Objective:
Copy out each line containing "name" from the entries below.

[Dataset listings of figures]
....
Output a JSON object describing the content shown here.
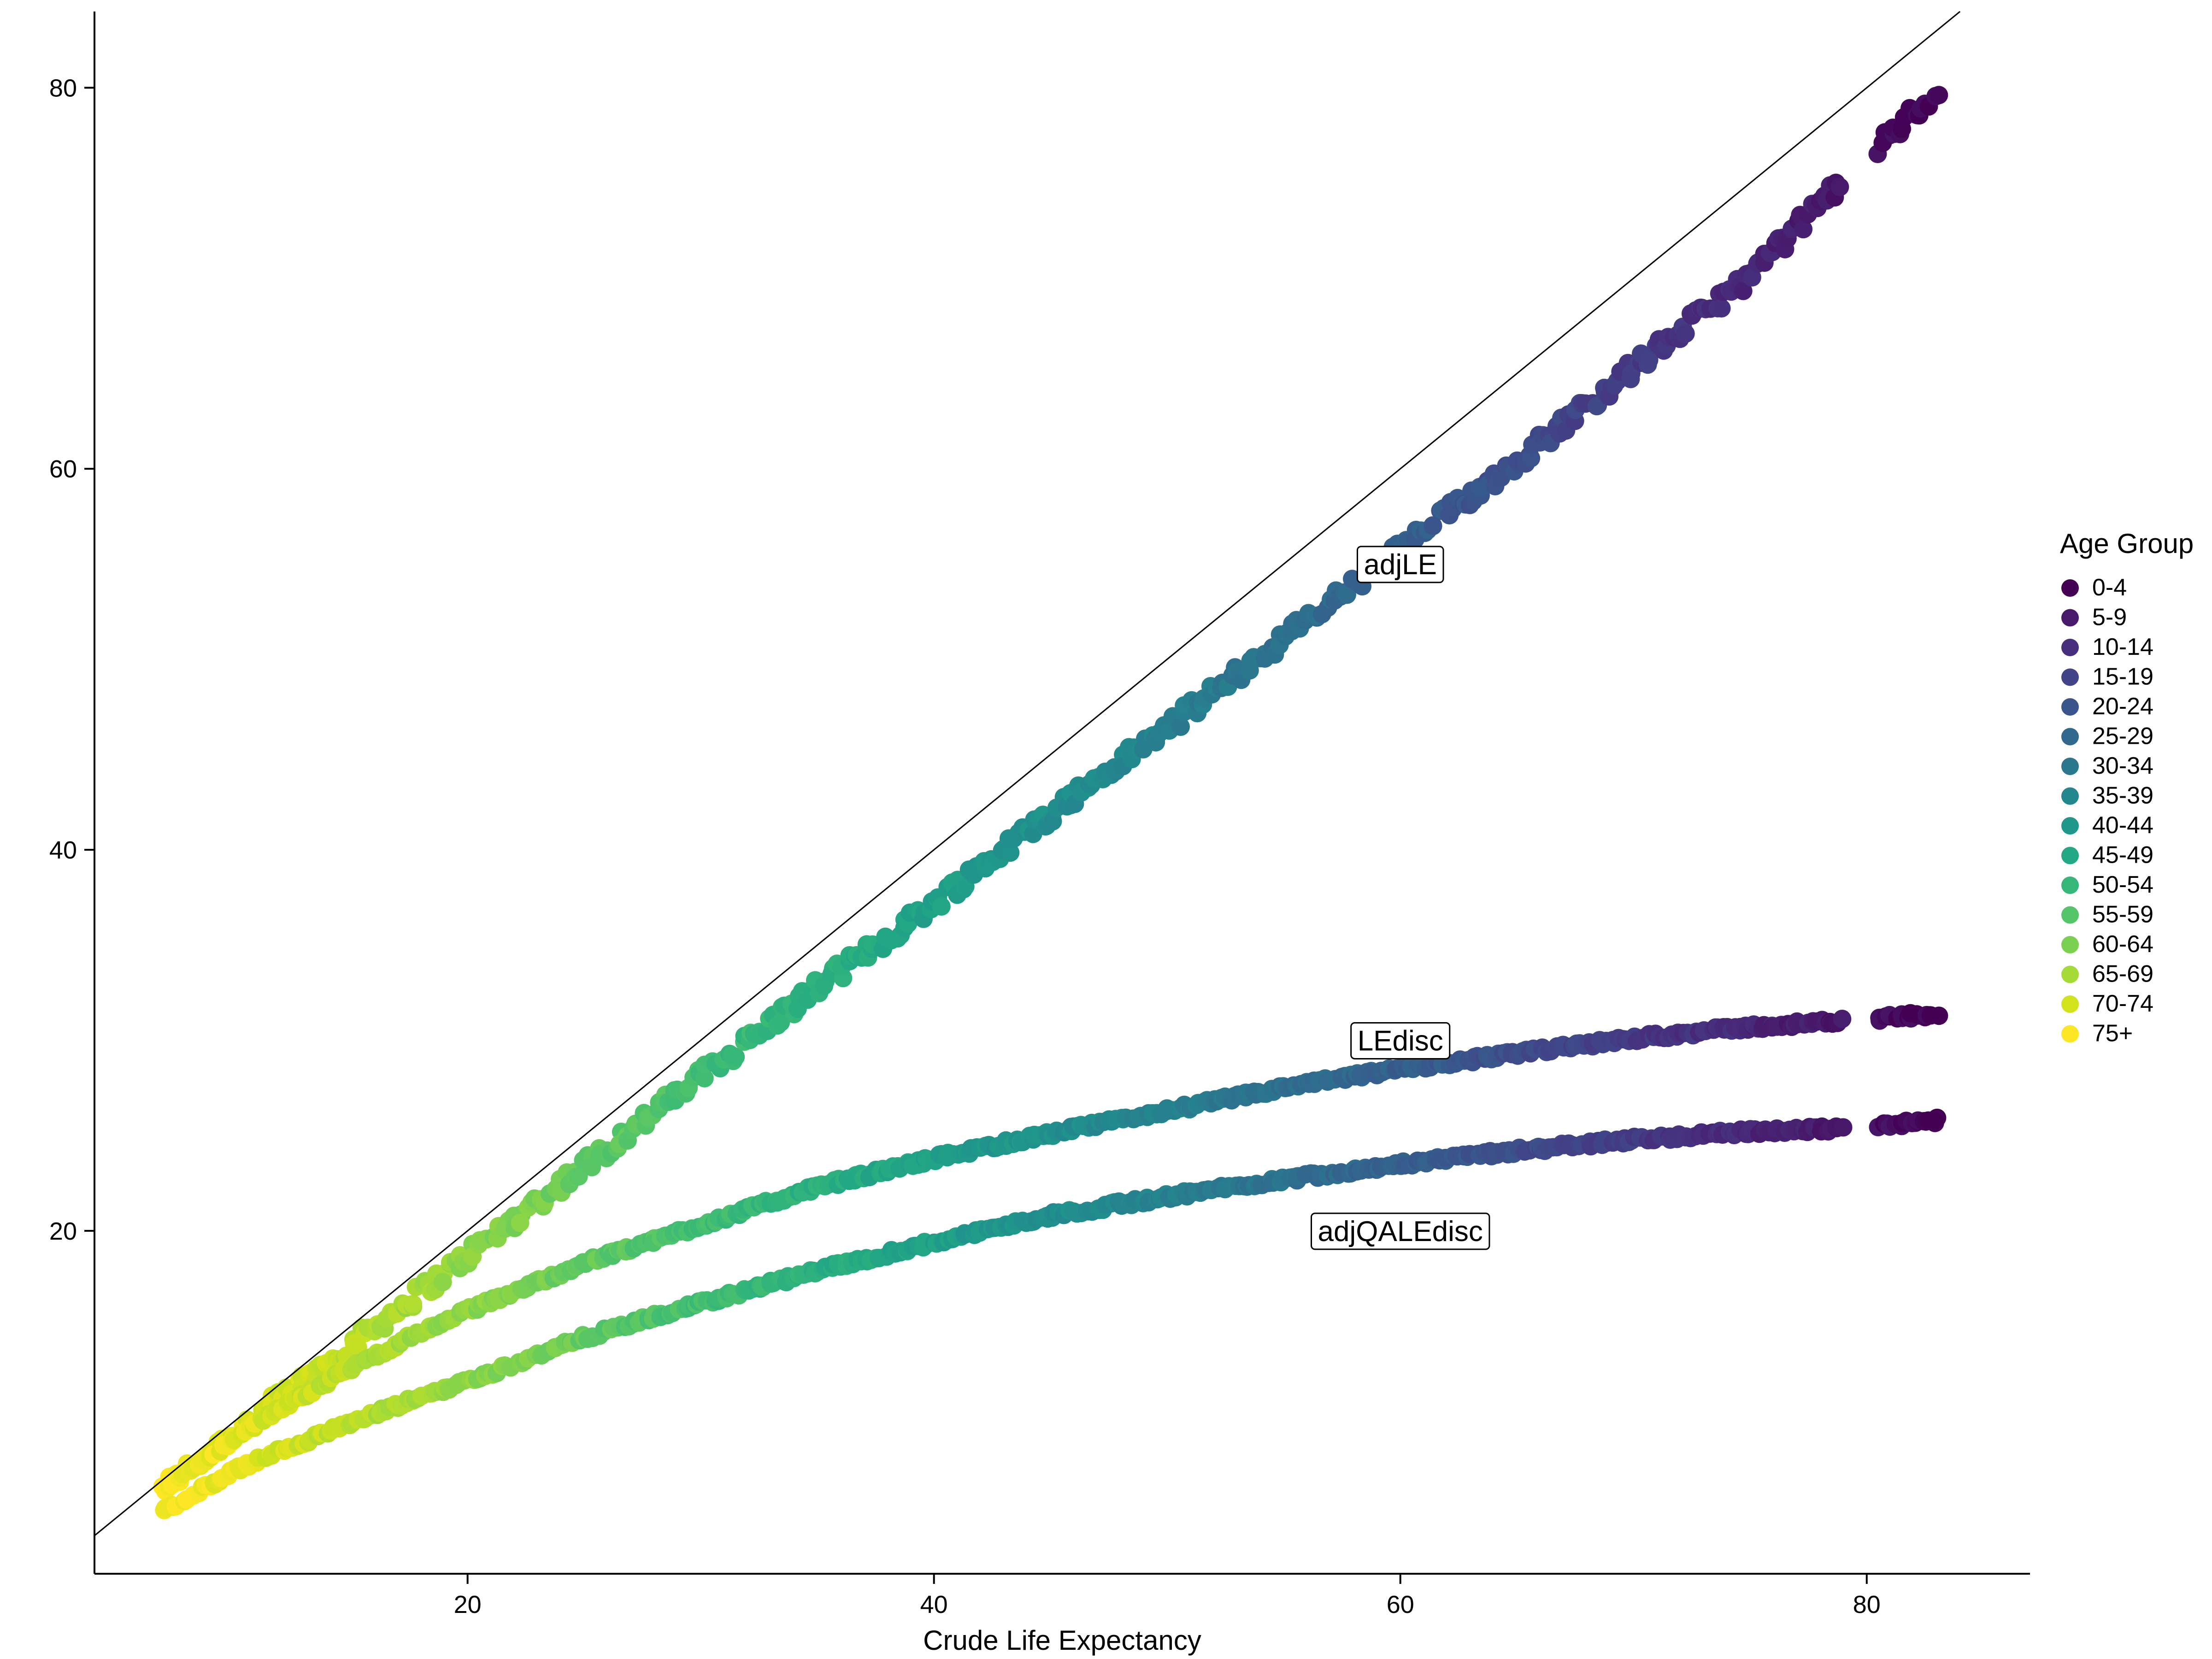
{
  "chart_data": {
    "type": "scatter",
    "title": "",
    "xlabel": "Crude Life Expectancy",
    "ylabel": "",
    "xlim": [
      4,
      87
    ],
    "ylim": [
      2,
      84
    ],
    "xticks": [
      20,
      40,
      60,
      80
    ],
    "yticks": [
      20,
      40,
      60,
      80
    ],
    "grid": false,
    "legend": {
      "title": "Age Group",
      "position": "right",
      "groups": [
        "0-4",
        "5-9",
        "10-14",
        "15-19",
        "20-24",
        "25-29",
        "30-34",
        "35-39",
        "40-44",
        "45-49",
        "50-54",
        "55-59",
        "60-64",
        "65-69",
        "70-74",
        "75+"
      ],
      "colors": [
        "#440154",
        "#481A6C",
        "#472F7D",
        "#414487",
        "#39568C",
        "#31688E",
        "#2A788E",
        "#23888E",
        "#1F988B",
        "#22A884",
        "#35B779",
        "#54C568",
        "#7AD151",
        "#A5DB36",
        "#D2E21B",
        "#FDE725"
      ]
    },
    "reference_line": {
      "x": [
        4,
        87
      ],
      "y": [
        4,
        87
      ]
    },
    "curves": [
      {
        "name": "adjLE",
        "label": "adjLE",
        "label_position": {
          "x": 60,
          "y": 55
        },
        "x": [
          7,
          10,
          12,
          15,
          18,
          20,
          25,
          30,
          33,
          35,
          38,
          40,
          45,
          50,
          55,
          60,
          65,
          70,
          75,
          79,
          81,
          83
        ],
        "y": [
          6.5,
          9.4,
          11.2,
          14,
          16.8,
          18.7,
          23.4,
          28.1,
          30.9,
          32.8,
          35.4,
          37.2,
          41.9,
          46.4,
          51.1,
          55.8,
          60.4,
          65.3,
          70.1,
          75.2,
          77.5,
          79.8
        ],
        "spread": 0.5
      },
      {
        "name": "LEdisc",
        "label": "LEdisc",
        "label_position": {
          "x": 60,
          "y": 30
        },
        "x": [
          7,
          10,
          12,
          15,
          18,
          20,
          25,
          30,
          35,
          40,
          45,
          50,
          55,
          60,
          65,
          70,
          75,
          79,
          81,
          83
        ],
        "y": [
          6.5,
          9.1,
          10.7,
          12.8,
          14.7,
          15.8,
          18.3,
          20.3,
          22.3,
          23.8,
          25.1,
          26.3,
          27.5,
          28.5,
          29.3,
          30.1,
          30.7,
          31.0,
          31.2,
          31.4
        ],
        "spread": 0.15
      },
      {
        "name": "adjQALEdisc",
        "label": "adjQALEdisc",
        "label_position": {
          "x": 60,
          "y": 20
        },
        "x": [
          7,
          10,
          12,
          15,
          18,
          20,
          25,
          30,
          35,
          40,
          45,
          50,
          55,
          60,
          65,
          70,
          75,
          79,
          81,
          83
        ],
        "y": [
          5.3,
          7.4,
          8.5,
          9.9,
          11.3,
          12.1,
          14.4,
          16.2,
          17.9,
          19.4,
          20.8,
          21.8,
          22.7,
          23.5,
          24.2,
          24.8,
          25.2,
          25.4,
          25.6,
          25.8
        ],
        "spread": 0.15
      }
    ]
  }
}
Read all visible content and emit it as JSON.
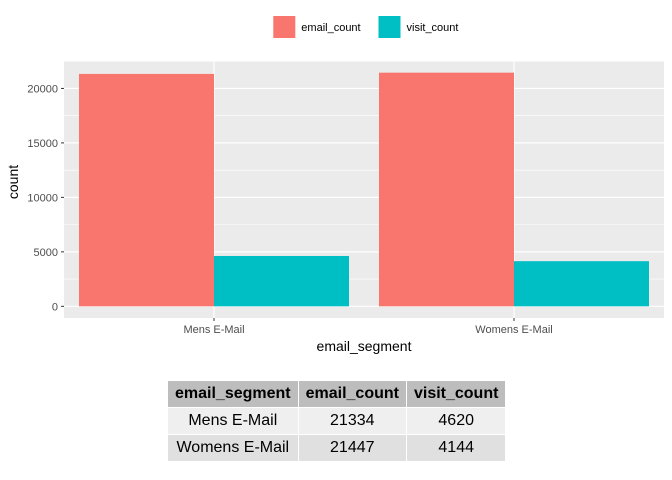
{
  "chart_data": {
    "type": "bar",
    "title": "",
    "xlabel": "email_segment",
    "ylabel": "count",
    "categories": [
      "Mens E-Mail",
      "Womens E-Mail"
    ],
    "series": [
      {
        "name": "email_count",
        "values": [
          21334,
          21447
        ],
        "color": "#F8766D"
      },
      {
        "name": "visit_count",
        "values": [
          4620,
          4144
        ],
        "color": "#00BFC4"
      }
    ],
    "ylim": [
      -1072,
      22519
    ],
    "yticks": [
      0,
      5000,
      10000,
      15000,
      20000
    ],
    "ytick_labels": [
      "0",
      "5000",
      "10000",
      "15000",
      "20000"
    ],
    "grid": true,
    "legend_position": "top",
    "panel_background": "#EBEBEB"
  },
  "table": {
    "headers": [
      "email_segment",
      "email_count",
      "visit_count"
    ],
    "rows": [
      [
        "Mens E-Mail",
        "21334",
        "4620"
      ],
      [
        "Womens E-Mail",
        "21447",
        "4144"
      ]
    ]
  }
}
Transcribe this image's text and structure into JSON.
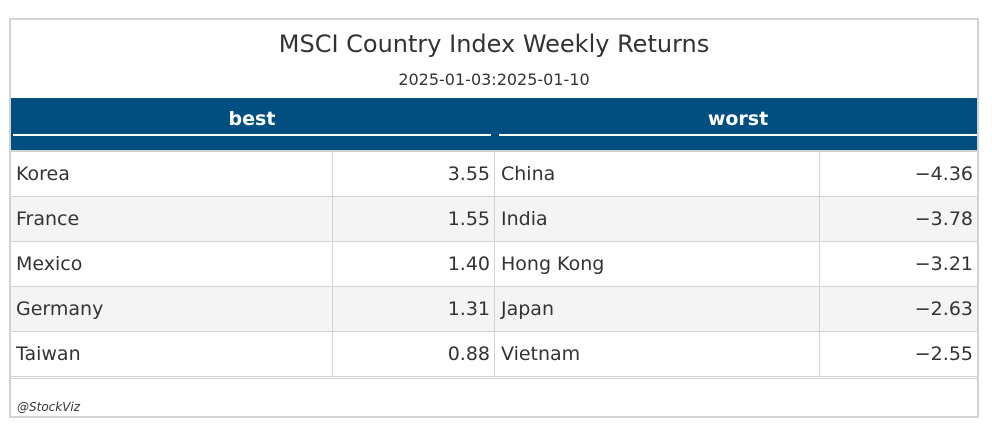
....
Correct response:
        "name": "adjLE",
        "name": "LEdisc",
        "name": "adjQALEdisc",
        "name": "email_count",
        "name": "visit_count",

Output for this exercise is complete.